Task brief ▸
The answer must consist of every line below that holds the word "quatre".

-- Opening Marker --

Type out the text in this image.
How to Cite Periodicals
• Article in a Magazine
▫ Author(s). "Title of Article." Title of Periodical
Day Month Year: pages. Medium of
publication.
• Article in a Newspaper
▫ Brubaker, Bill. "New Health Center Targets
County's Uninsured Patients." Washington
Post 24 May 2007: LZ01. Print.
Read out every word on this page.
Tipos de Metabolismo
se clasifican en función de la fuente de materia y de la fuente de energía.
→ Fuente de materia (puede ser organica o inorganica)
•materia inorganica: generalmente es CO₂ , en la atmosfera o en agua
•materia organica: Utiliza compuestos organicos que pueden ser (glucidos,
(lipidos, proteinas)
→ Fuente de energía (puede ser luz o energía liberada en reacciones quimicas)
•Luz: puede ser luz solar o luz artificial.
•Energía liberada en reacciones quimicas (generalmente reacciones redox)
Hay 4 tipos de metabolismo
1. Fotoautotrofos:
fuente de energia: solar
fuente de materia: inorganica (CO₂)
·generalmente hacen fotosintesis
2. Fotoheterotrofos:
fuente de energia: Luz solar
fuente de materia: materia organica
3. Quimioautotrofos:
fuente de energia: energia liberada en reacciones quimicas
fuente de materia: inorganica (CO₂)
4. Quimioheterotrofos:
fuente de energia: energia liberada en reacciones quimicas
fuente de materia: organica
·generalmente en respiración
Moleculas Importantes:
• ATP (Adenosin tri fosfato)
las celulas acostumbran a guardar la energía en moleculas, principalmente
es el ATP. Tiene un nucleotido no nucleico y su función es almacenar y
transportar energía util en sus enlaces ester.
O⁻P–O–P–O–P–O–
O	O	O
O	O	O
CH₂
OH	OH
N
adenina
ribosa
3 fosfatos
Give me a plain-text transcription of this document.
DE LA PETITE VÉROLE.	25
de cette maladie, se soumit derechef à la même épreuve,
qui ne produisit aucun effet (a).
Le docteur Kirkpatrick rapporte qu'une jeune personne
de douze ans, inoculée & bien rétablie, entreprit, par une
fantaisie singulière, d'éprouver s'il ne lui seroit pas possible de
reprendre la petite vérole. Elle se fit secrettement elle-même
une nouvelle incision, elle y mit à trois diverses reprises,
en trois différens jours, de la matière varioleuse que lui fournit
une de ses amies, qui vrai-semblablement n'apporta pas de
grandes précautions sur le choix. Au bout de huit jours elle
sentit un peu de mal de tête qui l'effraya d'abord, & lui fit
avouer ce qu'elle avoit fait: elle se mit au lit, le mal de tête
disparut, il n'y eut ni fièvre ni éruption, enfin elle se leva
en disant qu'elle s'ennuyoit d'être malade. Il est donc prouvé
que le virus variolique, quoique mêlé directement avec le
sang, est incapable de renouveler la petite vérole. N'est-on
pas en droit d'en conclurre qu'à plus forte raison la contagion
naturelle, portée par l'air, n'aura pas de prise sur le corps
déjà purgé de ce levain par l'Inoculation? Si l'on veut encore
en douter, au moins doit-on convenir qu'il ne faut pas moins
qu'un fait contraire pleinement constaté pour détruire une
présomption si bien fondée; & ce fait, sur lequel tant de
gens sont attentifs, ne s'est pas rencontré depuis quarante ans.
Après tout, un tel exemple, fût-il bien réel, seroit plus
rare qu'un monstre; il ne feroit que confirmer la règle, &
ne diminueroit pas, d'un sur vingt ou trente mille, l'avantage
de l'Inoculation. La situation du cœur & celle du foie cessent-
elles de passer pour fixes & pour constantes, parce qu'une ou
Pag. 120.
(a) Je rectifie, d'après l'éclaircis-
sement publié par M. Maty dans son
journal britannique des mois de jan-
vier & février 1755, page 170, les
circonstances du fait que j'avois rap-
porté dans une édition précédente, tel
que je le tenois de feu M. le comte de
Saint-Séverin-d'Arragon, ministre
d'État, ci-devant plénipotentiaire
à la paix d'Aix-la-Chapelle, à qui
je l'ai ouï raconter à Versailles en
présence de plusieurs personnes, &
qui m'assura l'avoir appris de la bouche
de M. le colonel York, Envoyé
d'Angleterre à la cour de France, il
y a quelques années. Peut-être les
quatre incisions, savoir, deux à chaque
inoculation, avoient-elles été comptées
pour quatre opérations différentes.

-- Closing Marker --

Reply to the exercise ▸
quatre incisions, savoir, deux à chaque
pour quatre opérations différentes.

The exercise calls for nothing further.